◆ Exercise objective:
Drop the images; return everything else in the listing below exactly.

______

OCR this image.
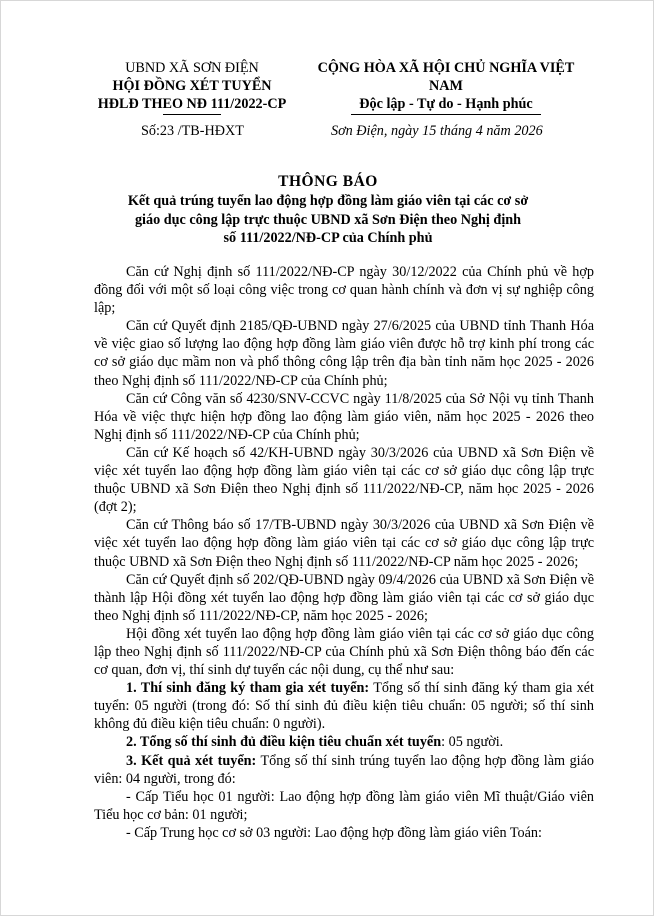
UBND XÃ SƠN ĐIỆN
HỘI ĐỒNG XÉT TUYỂN
HĐLĐ THEO NĐ 111/2022-CP
CỘNG HÒA XÃ HỘI CHỦ NGHĨA VIỆT NAM
Độc lập - Tự do - Hạnh phúc
Số:23 /TB-HĐXT	Sơn Điện, ngày 15 tháng 4 năm 2026
THÔNG BÁO
Kết quả trúng tuyển lao động hợp đồng làm giáo viên tại các cơ sở
giáo dục công lập trực thuộc UBND xã Sơn Điện theo Nghị định
số 111/2022/NĐ-CP của Chính phủ

Căn cứ Nghị định số 111/2022/NĐ-CP ngày 30/12/2022 của Chính phủ về hợp đồng đối với một số loại công việc trong cơ quan hành chính và đơn vị sự nghiệp công lập;

Căn cứ Quyết định 2185/QĐ-UBND ngày 27/6/2025 của UBND tỉnh Thanh Hóa về việc giao số lượng lao động hợp đồng làm giáo viên được hỗ trợ kinh phí trong các cơ sở giáo dục mầm non và phổ thông công lập trên địa bàn tỉnh năm học 2025 - 2026 theo Nghị định số 111/2022/NĐ-CP của Chính phủ;

Căn cứ Công văn số 4230/SNV-CCVC ngày 11/8/2025 của Sở Nội vụ tỉnh Thanh Hóa về việc thực hiện hợp đồng lao động làm giáo viên, năm học 2025 - 2026 theo Nghị định số 111/2022/NĐ-CP của Chính phủ;

Căn cứ Kế hoạch số 42/KH-UBND ngày 30/3/2026 của UBND xã Sơn Điện về việc xét tuyển lao động hợp đồng làm giáo viên tại các cơ sở giáo dục công lập trực thuộc UBND xã Sơn Điện theo Nghị định số 111/2022/NĐ-CP, năm học 2025 - 2026 (đợt 2);

Căn cứ Thông báo số 17/TB-UBND ngày 30/3/2026 của UBND xã Sơn Điện về việc xét tuyển lao động hợp đồng làm giáo viên tại các cơ sở giáo dục công lập trực thuộc UBND xã Sơn Điện theo Nghị định số 111/2022/NĐ-CP năm học 2025 - 2026;

Căn cứ Quyết định số 202/QĐ-UBND ngày 09/4/2026 của UBND xã Sơn Điện về thành lập Hội đồng xét tuyển lao động hợp đồng làm giáo viên tại các cơ sở giáo dục theo Nghị định số 111/2022/NĐ-CP, năm học 2025 - 2026;

Hội đồng xét tuyển lao động hợp đồng làm giáo viên tại các cơ sở giáo dục công lập theo Nghị định số 111/2022/NĐ-CP của Chính phủ xã Sơn Điện thông báo đến các cơ quan, đơn vị, thí sinh dự tuyển các nội dung, cụ thể như sau:

1. Thí sinh đăng ký tham gia xét tuyển: Tổng số thí sinh đăng ký tham gia xét tuyển: 05 người (trong đó: Số thí sinh đủ điều kiện tiêu chuẩn: 05 người; số thí sinh không đủ điều kiện tiêu chuẩn: 0 người).

2. Tổng số thí sinh đủ điều kiện tiêu chuẩn xét tuyển: 05 người.

3. Kết quả xét tuyển: Tổng số thí sinh trúng tuyển lao động hợp đồng làm giáo viên: 04 người, trong đó:

- Cấp Tiểu học 01 người: Lao động hợp đồng làm giáo viên Mĩ thuật/Giáo viên Tiểu học cơ bản: 01 người;

- Cấp Trung học cơ sở 03 người: Lao động hợp đồng làm giáo viên Toán:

______

◆ Solution for this exercise:
OCR this image.
UBND XÃ SƠN ĐIỆN
HỘI ĐỒNG XÉT TUYỂN
HĐLĐ THEO NĐ 111/2022-CP
CỘNG HÒA XÃ HỘI CHỦ NGHĨA VIỆT NAM
Độc lập - Tự do - Hạnh phúc
Số:23 /TB-HĐXT	Sơn Điện, ngày 15 tháng 4 năm 2026
THÔNG BÁO
Kết quả trúng tuyển lao động hợp đồng làm giáo viên tại các cơ sở
giáo dục công lập trực thuộc UBND xã Sơn Điện theo Nghị định
số 111/2022/NĐ-CP của Chính phủ

Căn cứ Nghị định số 111/2022/NĐ-CP ngày 30/12/2022 của Chính phủ về hợp đồng đối với một số loại công việc trong cơ quan hành chính và đơn vị sự nghiệp công lập;

Căn cứ Quyết định 2185/QĐ-UBND ngày 27/6/2025 của UBND tỉnh Thanh Hóa về việc giao số lượng lao động hợp đồng làm giáo viên được hỗ trợ kinh phí trong các cơ sở giáo dục mầm non và phổ thông công lập trên địa bàn tỉnh năm học 2025 - 2026 theo Nghị định số 111/2022/NĐ-CP của Chính phủ;

Căn cứ Công văn số 4230/SNV-CCVC ngày 11/8/2025 của Sở Nội vụ tỉnh Thanh Hóa về việc thực hiện hợp đồng lao động làm giáo viên, năm học 2025 - 2026 theo Nghị định số 111/2022/NĐ-CP của Chính phủ;

Căn cứ Kế hoạch số 42/KH-UBND ngày 30/3/2026 của UBND xã Sơn Điện về việc xét tuyển lao động hợp đồng làm giáo viên tại các cơ sở giáo dục công lập trực thuộc UBND xã Sơn Điện theo Nghị định số 111/2022/NĐ-CP, năm học 2025 - 2026 (đợt 2);

Căn cứ Thông báo số 17/TB-UBND ngày 30/3/2026 của UBND xã Sơn Điện về việc xét tuyển lao động hợp đồng làm giáo viên tại các cơ sở giáo dục công lập trực thuộc UBND xã Sơn Điện theo Nghị định số 111/2022/NĐ-CP năm học 2025 - 2026;

Căn cứ Quyết định số 202/QĐ-UBND ngày 09/4/2026 của UBND xã Sơn Điện về thành lập Hội đồng xét tuyển lao động hợp đồng làm giáo viên tại các cơ sở giáo dục theo Nghị định số 111/2022/NĐ-CP, năm học 2025 - 2026;

Hội đồng xét tuyển lao động hợp đồng làm giáo viên tại các cơ sở giáo dục công lập theo Nghị định số 111/2022/NĐ-CP của Chính phủ xã Sơn Điện thông báo đến các cơ quan, đơn vị, thí sinh dự tuyển các nội dung, cụ thể như sau:

1. Thí sinh đăng ký tham gia xét tuyển: Tổng số thí sinh đăng ký tham gia xét tuyển: 05 người (trong đó: Số thí sinh đủ điều kiện tiêu chuẩn: 05 người; số thí sinh không đủ điều kiện tiêu chuẩn: 0 người).

2. Tổng số thí sinh đủ điều kiện tiêu chuẩn xét tuyển: 05 người.

3. Kết quả xét tuyển: Tổng số thí sinh trúng tuyển lao động hợp đồng làm giáo viên: 04 người, trong đó:

- Cấp Tiểu học 01 người: Lao động hợp đồng làm giáo viên Mĩ thuật/Giáo viên Tiểu học cơ bản: 01 người;

- Cấp Trung học cơ sở 03 người: Lao động hợp đồng làm giáo viên Toán:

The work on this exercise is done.